● Written exercise
All of the data must be printed exactly; please include every line.
--- start Record list ---
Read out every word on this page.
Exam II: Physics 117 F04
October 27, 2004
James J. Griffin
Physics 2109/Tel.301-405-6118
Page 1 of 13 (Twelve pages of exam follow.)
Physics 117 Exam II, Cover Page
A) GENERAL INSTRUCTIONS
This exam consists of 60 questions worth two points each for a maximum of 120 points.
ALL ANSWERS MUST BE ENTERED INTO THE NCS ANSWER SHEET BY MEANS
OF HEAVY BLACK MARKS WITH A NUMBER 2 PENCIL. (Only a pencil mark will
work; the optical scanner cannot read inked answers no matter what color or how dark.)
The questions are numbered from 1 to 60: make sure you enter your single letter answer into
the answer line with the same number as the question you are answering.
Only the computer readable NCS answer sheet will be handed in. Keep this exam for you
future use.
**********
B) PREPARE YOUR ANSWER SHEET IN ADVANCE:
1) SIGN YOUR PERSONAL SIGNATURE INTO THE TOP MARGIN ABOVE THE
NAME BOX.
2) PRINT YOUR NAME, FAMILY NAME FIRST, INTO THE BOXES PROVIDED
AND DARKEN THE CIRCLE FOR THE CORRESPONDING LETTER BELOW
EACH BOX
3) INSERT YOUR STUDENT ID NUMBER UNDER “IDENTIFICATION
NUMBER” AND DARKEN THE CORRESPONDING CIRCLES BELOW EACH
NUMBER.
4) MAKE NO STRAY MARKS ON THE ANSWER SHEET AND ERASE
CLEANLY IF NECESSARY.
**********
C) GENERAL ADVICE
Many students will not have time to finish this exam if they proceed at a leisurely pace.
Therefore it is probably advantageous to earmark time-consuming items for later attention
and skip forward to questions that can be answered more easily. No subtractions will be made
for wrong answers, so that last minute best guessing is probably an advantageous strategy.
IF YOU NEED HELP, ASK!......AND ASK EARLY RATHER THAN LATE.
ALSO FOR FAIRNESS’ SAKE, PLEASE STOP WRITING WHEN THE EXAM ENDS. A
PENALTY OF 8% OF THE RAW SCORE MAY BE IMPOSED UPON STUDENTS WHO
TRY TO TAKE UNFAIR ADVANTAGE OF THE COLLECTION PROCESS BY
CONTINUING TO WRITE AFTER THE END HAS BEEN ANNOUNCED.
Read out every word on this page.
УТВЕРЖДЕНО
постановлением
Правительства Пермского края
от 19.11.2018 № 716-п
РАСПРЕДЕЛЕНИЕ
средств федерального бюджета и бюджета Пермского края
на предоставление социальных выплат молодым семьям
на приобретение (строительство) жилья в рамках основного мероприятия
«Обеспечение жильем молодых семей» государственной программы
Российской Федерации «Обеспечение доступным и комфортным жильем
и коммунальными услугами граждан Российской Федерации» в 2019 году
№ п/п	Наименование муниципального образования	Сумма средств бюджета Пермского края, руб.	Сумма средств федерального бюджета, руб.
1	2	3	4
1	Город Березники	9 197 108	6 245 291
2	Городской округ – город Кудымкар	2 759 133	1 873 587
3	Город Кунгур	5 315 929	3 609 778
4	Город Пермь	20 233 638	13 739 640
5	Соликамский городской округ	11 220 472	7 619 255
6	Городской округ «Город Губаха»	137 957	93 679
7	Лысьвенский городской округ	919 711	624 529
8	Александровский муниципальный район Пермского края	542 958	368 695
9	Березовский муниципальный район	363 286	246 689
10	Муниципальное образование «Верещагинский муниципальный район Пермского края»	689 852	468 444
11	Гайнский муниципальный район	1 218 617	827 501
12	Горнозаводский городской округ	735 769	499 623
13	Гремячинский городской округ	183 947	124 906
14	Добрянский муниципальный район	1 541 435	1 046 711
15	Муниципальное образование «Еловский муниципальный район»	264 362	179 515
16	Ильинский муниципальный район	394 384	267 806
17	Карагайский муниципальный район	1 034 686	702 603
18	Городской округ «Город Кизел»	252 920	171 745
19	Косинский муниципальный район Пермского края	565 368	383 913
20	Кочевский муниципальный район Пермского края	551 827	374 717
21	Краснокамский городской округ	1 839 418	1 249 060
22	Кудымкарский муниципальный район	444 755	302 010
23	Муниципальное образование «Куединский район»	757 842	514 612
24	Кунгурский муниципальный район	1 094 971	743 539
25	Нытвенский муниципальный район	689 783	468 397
--- end Record list ---
● Result
Read out every word on this page.
Exam II: Physics 117 F04
October 27, 2004
James J. Griffin
Physics 2109/Tel.301-405-6118
Page 1 of 13 (Twelve pages of exam follow.)
Physics 117 Exam II, Cover Page
A) GENERAL INSTRUCTIONS
This exam consists of 60 questions worth two points each for a maximum of 120 points.
ALL ANSWERS MUST BE ENTERED INTO THE NCS ANSWER SHEET BY MEANS
OF HEAVY BLACK MARKS WITH A NUMBER 2 PENCIL. (Only a pencil mark will
work; the optical scanner cannot read inked answers no matter what color or how dark.)
The questions are numbered from 1 to 60: make sure you enter your single letter answer into
the answer line with the same number as the question you are answering.
Only the computer readable NCS answer sheet will be handed in. Keep this exam for you
future use.
**********
B) PREPARE YOUR ANSWER SHEET IN ADVANCE:
1) SIGN YOUR PERSONAL SIGNATURE INTO THE TOP MARGIN ABOVE THE
NAME BOX.
2) PRINT YOUR NAME, FAMILY NAME FIRST, INTO THE BOXES PROVIDED
AND DARKEN THE CIRCLE FOR THE CORRESPONDING LETTER BELOW
EACH BOX
3) INSERT YOUR STUDENT ID NUMBER UNDER “IDENTIFICATION
NUMBER” AND DARKEN THE CORRESPONDING CIRCLES BELOW EACH
NUMBER.
4) MAKE NO STRAY MARKS ON THE ANSWER SHEET AND ERASE
CLEANLY IF NECESSARY.
**********
C) GENERAL ADVICE
Many students will not have time to finish this exam if they proceed at a leisurely pace.
Therefore it is probably advantageous to earmark time-consuming items for later attention
and skip forward to questions that can be answered more easily. No subtractions will be made
for wrong answers, so that last minute best guessing is probably an advantageous strategy.
IF YOU NEED HELP, ASK!......AND ASK EARLY RATHER THAN LATE.
ALSO FOR FAIRNESS’ SAKE, PLEASE STOP WRITING WHEN THE EXAM ENDS. A
PENALTY OF 8% OF THE RAW SCORE MAY BE IMPOSED UPON STUDENTS WHO
TRY TO TAKE UNFAIR ADVANTAGE OF THE COLLECTION PROCESS BY
CONTINUING TO WRITE AFTER THE END HAS BEEN ANNOUNCED.
Read out every word on this page.
УТВЕРЖДЕНО
постановлением
Правительства Пермского края
от 19.11.2018 № 716-п
РАСПРЕДЕЛЕНИЕ
средств федерального бюджета и бюджета Пермского края
на предоставление социальных выплат молодым семьям
на приобретение (строительство) жилья в рамках основного мероприятия
«Обеспечение жильем молодых семей» государственной программы
Российской Федерации «Обеспечение доступным и комфортным жильем
и коммунальными услугами граждан Российской Федерации» в 2019 году
№ п/п	Наименование муниципального образования	Сумма средств бюджета Пермского края, руб.	Сумма средств федерального бюджета, руб.
1	2	3	4
1	Город Березники	9 197 108	6 245 291
2	Городской округ – город Кудымкар	2 759 133	1 873 587
3	Город Кунгур	5 315 929	3 609 778
4	Город Пермь	20 233 638	13 739 640
5	Соликамский городской округ	11 220 472	7 619 255
6	Городской округ «Город Губаха»	137 957	93 679
7	Лысьвенский городской округ	919 711	624 529
8	Александровский муниципальный район Пермского края	542 958	368 695
9	Березовский муниципальный район	363 286	246 689
10	Муниципальное образование «Верещагинский муниципальный район Пермского края»	689 852	468 444
11	Гайнский муниципальный район	1 218 617	827 501
12	Горнозаводский городской округ	735 769	499 623
13	Гремячинский городской округ	183 947	124 906
14	Добрянский муниципальный район	1 541 435	1 046 711
15	Муниципальное образование «Еловский муниципальный район»	264 362	179 515
16	Ильинский муниципальный район	394 384	267 806
17	Карагайский муниципальный район	1 034 686	702 603
18	Городской округ «Город Кизел»	252 920	171 745
19	Косинский муниципальный район Пермского края	565 368	383 913
20	Кочевский муниципальный район Пермского края	551 827	374 717
21	Краснокамский городской округ	1 839 418	1 249 060
22	Кудымкарский муниципальный район	444 755	302 010
23	Муниципальное образование «Куединский район»	757 842	514 612
24	Кунгурский муниципальный район	1 094 971	743 539
25	Нытвенский муниципальный район	689 783	468 397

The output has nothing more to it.